[Start of RECORDS SUPPLIED]
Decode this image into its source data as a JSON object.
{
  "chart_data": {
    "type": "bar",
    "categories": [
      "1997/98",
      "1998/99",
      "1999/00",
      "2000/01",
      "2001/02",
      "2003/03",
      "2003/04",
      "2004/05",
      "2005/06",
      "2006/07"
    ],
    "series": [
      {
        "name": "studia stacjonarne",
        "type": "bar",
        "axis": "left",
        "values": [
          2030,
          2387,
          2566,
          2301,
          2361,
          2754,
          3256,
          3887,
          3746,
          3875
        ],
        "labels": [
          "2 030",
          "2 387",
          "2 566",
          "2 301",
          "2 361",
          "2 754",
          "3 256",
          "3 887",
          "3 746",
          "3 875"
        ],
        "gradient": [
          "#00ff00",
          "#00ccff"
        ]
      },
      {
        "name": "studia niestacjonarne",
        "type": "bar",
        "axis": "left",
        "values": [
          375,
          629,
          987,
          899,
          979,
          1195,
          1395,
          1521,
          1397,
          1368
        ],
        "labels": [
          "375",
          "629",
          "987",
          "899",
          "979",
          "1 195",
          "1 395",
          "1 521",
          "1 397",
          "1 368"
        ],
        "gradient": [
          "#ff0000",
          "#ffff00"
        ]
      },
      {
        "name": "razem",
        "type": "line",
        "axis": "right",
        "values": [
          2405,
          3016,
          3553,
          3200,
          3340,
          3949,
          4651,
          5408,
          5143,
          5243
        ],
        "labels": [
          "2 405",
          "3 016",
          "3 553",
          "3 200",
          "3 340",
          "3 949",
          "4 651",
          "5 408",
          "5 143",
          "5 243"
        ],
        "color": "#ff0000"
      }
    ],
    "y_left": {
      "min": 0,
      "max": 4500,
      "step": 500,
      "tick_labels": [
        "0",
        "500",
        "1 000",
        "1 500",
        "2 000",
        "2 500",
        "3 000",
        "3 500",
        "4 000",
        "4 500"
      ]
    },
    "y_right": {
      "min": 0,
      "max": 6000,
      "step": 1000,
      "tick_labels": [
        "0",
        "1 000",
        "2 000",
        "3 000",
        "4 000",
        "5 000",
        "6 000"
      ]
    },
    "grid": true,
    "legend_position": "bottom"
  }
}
[End of RECORDS SUPPLIED]
▸ GIVEN REQUEST
Retype every record above exactly as it appears.

▸ ANSWER TO THE PROBLEM
Decode this image into its source data as a JSON object.
{
  "chart_data": {
    "type": "bar",
    "categories": [
      "1997/98",
      "1998/99",
      "1999/00",
      "2000/01",
      "2001/02",
      "2003/03",
      "2003/04",
      "2004/05",
      "2005/06",
      "2006/07"
    ],
    "series": [
      {
        "name": "studia stacjonarne",
        "type": "bar",
        "axis": "left",
        "values": [
          2030,
          2387,
          2566,
          2301,
          2361,
          2754,
          3256,
          3887,
          3746,
          3875
        ],
        "labels": [
          "2 030",
          "2 387",
          "2 566",
          "2 301",
          "2 361",
          "2 754",
          "3 256",
          "3 887",
          "3 746",
          "3 875"
        ],
        "gradient": [
          "#00ff00",
          "#00ccff"
        ]
      },
      {
        "name": "studia niestacjonarne",
        "type": "bar",
        "axis": "left",
        "values": [
          375,
          629,
          987,
          899,
          979,
          1195,
          1395,
          1521,
          1397,
          1368
        ],
        "labels": [
          "375",
          "629",
          "987",
          "899",
          "979",
          "1 195",
          "1 395",
          "1 521",
          "1 397",
          "1 368"
        ],
        "gradient": [
          "#ff0000",
          "#ffff00"
        ]
      },
      {
        "name": "razem",
        "type": "line",
        "axis": "right",
        "values": [
          2405,
          3016,
          3553,
          3200,
          3340,
          3949,
          4651,
          5408,
          5143,
          5243
        ],
        "labels": [
          "2 405",
          "3 016",
          "3 553",
          "3 200",
          "3 340",
          "3 949",
          "4 651",
          "5 408",
          "5 143",
          "5 243"
        ],
        "color": "#ff0000"
      }
    ],
    "y_left": {
      "min": 0,
      "max": 4500,
      "step": 500,
      "tick_labels": [
        "0",
        "500",
        "1 000",
        "1 500",
        "2 000",
        "2 500",
        "3 000",
        "3 500",
        "4 000",
        "4 500"
      ]
    },
    "y_right": {
      "min": 0,
      "max": 6000,
      "step": 1000,
      "tick_labels": [
        "0",
        "1 000",
        "2 000",
        "3 000",
        "4 000",
        "5 000",
        "6 000"
      ]
    },
    "grid": true,
    "legend_position": "bottom"
  }
}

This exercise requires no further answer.